#### YOUR OBJECTIVE:
The required output is a single number: how many lines of the material contain the string "Georgia".

#### RECORDS FOR THIS EXERCISE:

────────────────────────────────────────

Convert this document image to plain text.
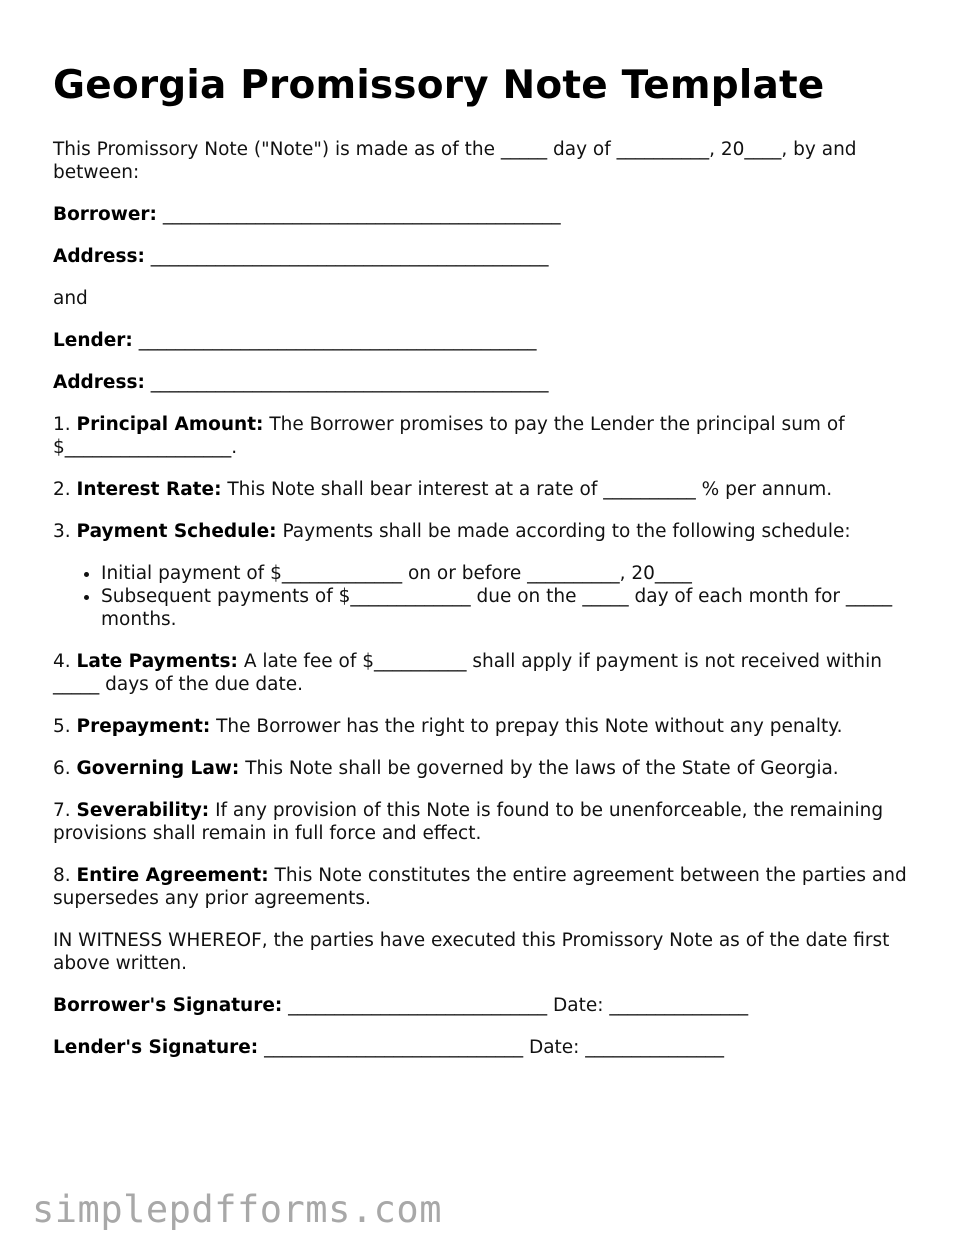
Georgia Promissory Note Template

This Promissory Note ("Note") is made as of the _____ day of __________, 20____, by and between:

Borrower: ___________________________________________

Address: ___________________________________________

and

Lender: ___________________________________________

Address: ___________________________________________

1. Principal Amount: The Borrower promises to pay the Lender the principal sum of $__________________.

2. Interest Rate: This Note shall bear interest at a rate of __________ % per annum.

3. Payment Schedule: Payments shall be made according to the following schedule:

• Initial payment of $_____________ on or before __________, 20____
• Subsequent payments of $_____________ due on the _____ day of each month for _____ months.

4. Late Payments: A late fee of $__________ shall apply if payment is not received within _____ days of the due date.

5. Prepayment: The Borrower has the right to prepay this Note without any penalty.

6. Governing Law: This Note shall be governed by the laws of the State of Georgia.

7. Severability: If any provision of this Note is found to be unenforceable, the remaining provisions shall remain in full force and effect.

8. Entire Agreement: This Note constitutes the entire agreement between the parties and supersedes any prior agreements.

IN WITNESS WHEREOF, the parties have executed this Promissory Note as of the date first above written.

Borrower's Signature: ____________________________ Date: _______________

Lender's Signature: ____________________________ Date: _______________

simplepdfforms.com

────────────────────────────────────────

#### OUTPUT OF THE EXERCISE:
2